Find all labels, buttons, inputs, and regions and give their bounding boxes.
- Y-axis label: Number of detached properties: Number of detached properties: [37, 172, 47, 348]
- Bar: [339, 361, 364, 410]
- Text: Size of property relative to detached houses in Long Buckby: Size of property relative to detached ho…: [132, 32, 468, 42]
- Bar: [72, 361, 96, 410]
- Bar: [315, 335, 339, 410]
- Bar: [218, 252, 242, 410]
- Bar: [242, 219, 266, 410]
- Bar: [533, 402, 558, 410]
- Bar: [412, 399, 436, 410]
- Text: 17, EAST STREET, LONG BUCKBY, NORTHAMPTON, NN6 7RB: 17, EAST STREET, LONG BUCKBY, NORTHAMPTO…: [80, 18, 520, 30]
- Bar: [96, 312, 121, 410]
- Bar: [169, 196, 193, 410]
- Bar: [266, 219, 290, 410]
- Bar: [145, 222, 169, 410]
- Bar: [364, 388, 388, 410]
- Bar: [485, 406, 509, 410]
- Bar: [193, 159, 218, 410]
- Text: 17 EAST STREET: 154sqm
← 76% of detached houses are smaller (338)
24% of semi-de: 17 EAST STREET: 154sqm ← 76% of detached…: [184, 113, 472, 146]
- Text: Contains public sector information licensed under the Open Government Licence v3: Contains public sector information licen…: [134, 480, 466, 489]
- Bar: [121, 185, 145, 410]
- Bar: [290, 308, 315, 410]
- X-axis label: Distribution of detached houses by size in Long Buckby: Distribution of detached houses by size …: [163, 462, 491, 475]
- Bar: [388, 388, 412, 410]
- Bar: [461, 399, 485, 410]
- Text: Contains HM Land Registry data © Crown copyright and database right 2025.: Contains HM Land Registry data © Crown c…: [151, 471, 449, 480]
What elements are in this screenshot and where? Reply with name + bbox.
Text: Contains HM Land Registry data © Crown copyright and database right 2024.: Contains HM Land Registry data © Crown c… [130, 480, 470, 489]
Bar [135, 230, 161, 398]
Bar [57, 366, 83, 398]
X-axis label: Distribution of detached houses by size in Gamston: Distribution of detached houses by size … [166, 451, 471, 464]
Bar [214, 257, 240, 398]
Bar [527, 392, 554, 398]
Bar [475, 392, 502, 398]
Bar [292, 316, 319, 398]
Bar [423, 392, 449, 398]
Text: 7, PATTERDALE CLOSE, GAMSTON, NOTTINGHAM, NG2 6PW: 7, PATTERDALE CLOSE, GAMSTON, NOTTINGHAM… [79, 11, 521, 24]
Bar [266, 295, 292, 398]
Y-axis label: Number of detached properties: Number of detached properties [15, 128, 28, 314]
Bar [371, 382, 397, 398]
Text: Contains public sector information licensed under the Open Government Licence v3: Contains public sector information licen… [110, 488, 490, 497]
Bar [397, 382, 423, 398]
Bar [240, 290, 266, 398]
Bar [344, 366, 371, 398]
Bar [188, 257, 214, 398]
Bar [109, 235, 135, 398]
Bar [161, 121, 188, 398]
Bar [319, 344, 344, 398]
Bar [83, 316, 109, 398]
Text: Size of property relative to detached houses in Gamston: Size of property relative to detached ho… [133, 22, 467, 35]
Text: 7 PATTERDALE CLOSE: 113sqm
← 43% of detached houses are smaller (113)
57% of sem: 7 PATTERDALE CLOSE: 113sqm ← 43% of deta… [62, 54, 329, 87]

**What is required**
Reproduce every line of the records above without changing anything.

**Written reply**
Find all labels, buttons, inputs, and regions and give their bounding boxes.
- Y-axis label: Number of detached properties: Number of detached properties: [37, 172, 47, 348]
- Bar: [339, 361, 364, 410]
- Text: Size of property relative to detached houses in Long Buckby: Size of property relative to detached ho…: [132, 32, 468, 42]
- Bar: [72, 361, 96, 410]
- Bar: [315, 335, 339, 410]
- Bar: [218, 252, 242, 410]
- Bar: [242, 219, 266, 410]
- Bar: [533, 402, 558, 410]
- Bar: [412, 399, 436, 410]
- Text: 17, EAST STREET, LONG BUCKBY, NORTHAMPTON, NN6 7RB: 17, EAST STREET, LONG BUCKBY, NORTHAMPTO…: [80, 18, 520, 30]
- Bar: [96, 312, 121, 410]
- Bar: [169, 196, 193, 410]
- Bar: [266, 219, 290, 410]
- Bar: [145, 222, 169, 410]
- Bar: [364, 388, 388, 410]
- Bar: [485, 406, 509, 410]
- Bar: [193, 159, 218, 410]
- Text: 17 EAST STREET: 154sqm
← 76% of detached houses are smaller (338)
24% of semi-de: 17 EAST STREET: 154sqm ← 76% of detached…: [184, 113, 472, 146]
- Text: Contains public sector information licensed under the Open Government Licence v3: Contains public sector information licen…: [134, 480, 466, 489]
- Bar: [121, 185, 145, 410]
- Bar: [290, 308, 315, 410]
- X-axis label: Distribution of detached houses by size in Long Buckby: Distribution of detached houses by size …: [163, 462, 491, 475]
- Bar: [388, 388, 412, 410]
- Bar: [461, 399, 485, 410]
- Text: Contains HM Land Registry data © Crown copyright and database right 2025.: Contains HM Land Registry data © Crown c…: [151, 471, 449, 480]
What elements are in this screenshot and where? Reply with name + bbox.
Text: Contains HM Land Registry data © Crown copyright and database right 2024.: Contains HM Land Registry data © Crown c… [130, 480, 470, 489]
Bar [135, 230, 161, 398]
Bar [57, 366, 83, 398]
X-axis label: Distribution of detached houses by size in Gamston: Distribution of detached houses by size … [166, 451, 471, 464]
Bar [214, 257, 240, 398]
Bar [527, 392, 554, 398]
Bar [475, 392, 502, 398]
Bar [292, 316, 319, 398]
Bar [423, 392, 449, 398]
Text: 7, PATTERDALE CLOSE, GAMSTON, NOTTINGHAM, NG2 6PW: 7, PATTERDALE CLOSE, GAMSTON, NOTTINGHAM… [79, 11, 521, 24]
Bar [266, 295, 292, 398]
Y-axis label: Number of detached properties: Number of detached properties [15, 128, 28, 314]
Bar [371, 382, 397, 398]
Text: Contains public sector information licensed under the Open Government Licence v3: Contains public sector information licen… [110, 488, 490, 497]
Bar [397, 382, 423, 398]
Bar [240, 290, 266, 398]
Bar [344, 366, 371, 398]
Bar [188, 257, 214, 398]
Bar [109, 235, 135, 398]
Bar [161, 121, 188, 398]
Bar [319, 344, 344, 398]
Bar [83, 316, 109, 398]
Text: Size of property relative to detached houses in Gamston: Size of property relative to detached ho… [133, 22, 467, 35]
Text: 7 PATTERDALE CLOSE: 113sqm
← 43% of detached houses are smaller (113)
57% of sem: 7 PATTERDALE CLOSE: 113sqm ← 43% of deta… [62, 54, 329, 87]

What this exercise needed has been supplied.